* _Exercise goal_: Print each of the entries exactly, leaving nothing out.

* _Supplied information_:
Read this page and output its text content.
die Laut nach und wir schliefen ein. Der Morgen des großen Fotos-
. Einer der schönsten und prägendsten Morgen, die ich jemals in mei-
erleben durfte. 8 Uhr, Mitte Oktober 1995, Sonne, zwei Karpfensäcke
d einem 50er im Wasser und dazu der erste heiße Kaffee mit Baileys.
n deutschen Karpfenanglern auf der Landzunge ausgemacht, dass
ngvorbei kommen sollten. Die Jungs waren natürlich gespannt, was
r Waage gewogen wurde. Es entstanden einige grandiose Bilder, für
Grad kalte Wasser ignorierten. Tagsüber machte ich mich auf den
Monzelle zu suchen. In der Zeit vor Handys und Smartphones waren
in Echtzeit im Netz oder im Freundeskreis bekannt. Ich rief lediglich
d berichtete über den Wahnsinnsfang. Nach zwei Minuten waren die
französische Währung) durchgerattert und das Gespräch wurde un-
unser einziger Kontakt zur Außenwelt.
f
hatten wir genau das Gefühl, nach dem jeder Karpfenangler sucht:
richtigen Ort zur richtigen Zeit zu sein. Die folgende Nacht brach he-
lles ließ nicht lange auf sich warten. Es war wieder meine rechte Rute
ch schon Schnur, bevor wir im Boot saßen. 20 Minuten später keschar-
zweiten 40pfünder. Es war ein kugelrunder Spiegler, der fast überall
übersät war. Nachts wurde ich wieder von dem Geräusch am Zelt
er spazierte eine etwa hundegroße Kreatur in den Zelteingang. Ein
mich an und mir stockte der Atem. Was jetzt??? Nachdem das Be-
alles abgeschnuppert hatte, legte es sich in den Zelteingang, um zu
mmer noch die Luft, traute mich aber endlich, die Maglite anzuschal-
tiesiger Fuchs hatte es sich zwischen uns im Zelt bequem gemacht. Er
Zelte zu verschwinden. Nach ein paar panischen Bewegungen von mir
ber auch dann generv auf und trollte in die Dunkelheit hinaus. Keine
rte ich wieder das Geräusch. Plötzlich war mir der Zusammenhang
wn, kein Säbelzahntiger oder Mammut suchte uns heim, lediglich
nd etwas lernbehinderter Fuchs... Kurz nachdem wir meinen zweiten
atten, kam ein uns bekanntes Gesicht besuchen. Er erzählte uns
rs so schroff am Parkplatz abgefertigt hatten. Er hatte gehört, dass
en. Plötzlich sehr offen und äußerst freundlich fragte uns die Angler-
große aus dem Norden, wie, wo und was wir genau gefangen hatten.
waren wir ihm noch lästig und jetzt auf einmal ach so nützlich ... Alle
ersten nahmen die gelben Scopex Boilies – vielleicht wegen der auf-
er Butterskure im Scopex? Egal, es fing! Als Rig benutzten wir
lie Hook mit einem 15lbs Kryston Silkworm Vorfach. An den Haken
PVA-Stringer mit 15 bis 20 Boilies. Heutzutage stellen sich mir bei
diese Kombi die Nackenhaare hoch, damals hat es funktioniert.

* _Exercise output_:
Read this page and output its text content.
die Laut nach und wir schliefen ein. Der Morgen des großen Fotos-
. Einer der schönsten und prägendsten Morgen, die ich jemals in mei-
erleben durfte. 8 Uhr, Mitte Oktober 1995, Sonne, zwei Karpfensäcke
d einem 50er im Wasser und dazu der erste heiße Kaffee mit Baileys.
n deutschen Karpfenanglern auf der Landzunge ausgemacht, dass
ngvorbei kommen sollten. Die Jungs waren natürlich gespannt, was
r Waage gewogen wurde. Es entstanden einige grandiose Bilder, für
Grad kalte Wasser ignorierten. Tagsüber machte ich mich auf den
Monzelle zu suchen. In der Zeit vor Handys und Smartphones waren
in Echtzeit im Netz oder im Freundeskreis bekannt. Ich rief lediglich
d berichtete über den Wahnsinnsfang. Nach zwei Minuten waren die
französische Währung) durchgerattert und das Gespräch wurde un-
unser einziger Kontakt zur Außenwelt.
f
hatten wir genau das Gefühl, nach dem jeder Karpfenangler sucht:
richtigen Ort zur richtigen Zeit zu sein. Die folgende Nacht brach he-
lles ließ nicht lange auf sich warten. Es war wieder meine rechte Rute
ch schon Schnur, bevor wir im Boot saßen. 20 Minuten später keschar-
zweiten 40pfünder. Es war ein kugelrunder Spiegler, der fast überall
übersät war. Nachts wurde ich wieder von dem Geräusch am Zelt
er spazierte eine etwa hundegroße Kreatur in den Zelteingang. Ein
mich an und mir stockte der Atem. Was jetzt??? Nachdem das Be-
alles abgeschnuppert hatte, legte es sich in den Zelteingang, um zu
mmer noch die Luft, traute mich aber endlich, die Maglite anzuschal-
tiesiger Fuchs hatte es sich zwischen uns im Zelt bequem gemacht. Er
Zelte zu verschwinden. Nach ein paar panischen Bewegungen von mir
ber auch dann generv auf und trollte in die Dunkelheit hinaus. Keine
rte ich wieder das Geräusch. Plötzlich war mir der Zusammenhang
wn, kein Säbelzahntiger oder Mammut suchte uns heim, lediglich
nd etwas lernbehinderter Fuchs... Kurz nachdem wir meinen zweiten
atten, kam ein uns bekanntes Gesicht besuchen. Er erzählte uns
rs so schroff am Parkplatz abgefertigt hatten. Er hatte gehört, dass
en. Plötzlich sehr offen und äußerst freundlich fragte uns die Angler-
große aus dem Norden, wie, wo und was wir genau gefangen hatten.
waren wir ihm noch lästig und jetzt auf einmal ach so nützlich ... Alle
ersten nahmen die gelben Scopex Boilies – vielleicht wegen der auf-
er Butterskure im Scopex? Egal, es fing! Als Rig benutzten wir
lie Hook mit einem 15lbs Kryston Silkworm Vorfach. An den Haken
PVA-Stringer mit 15 bis 20 Boilies. Heutzutage stellen sich mir bei
diese Kombi die Nackenhaare hoch, damals hat es funktioniert.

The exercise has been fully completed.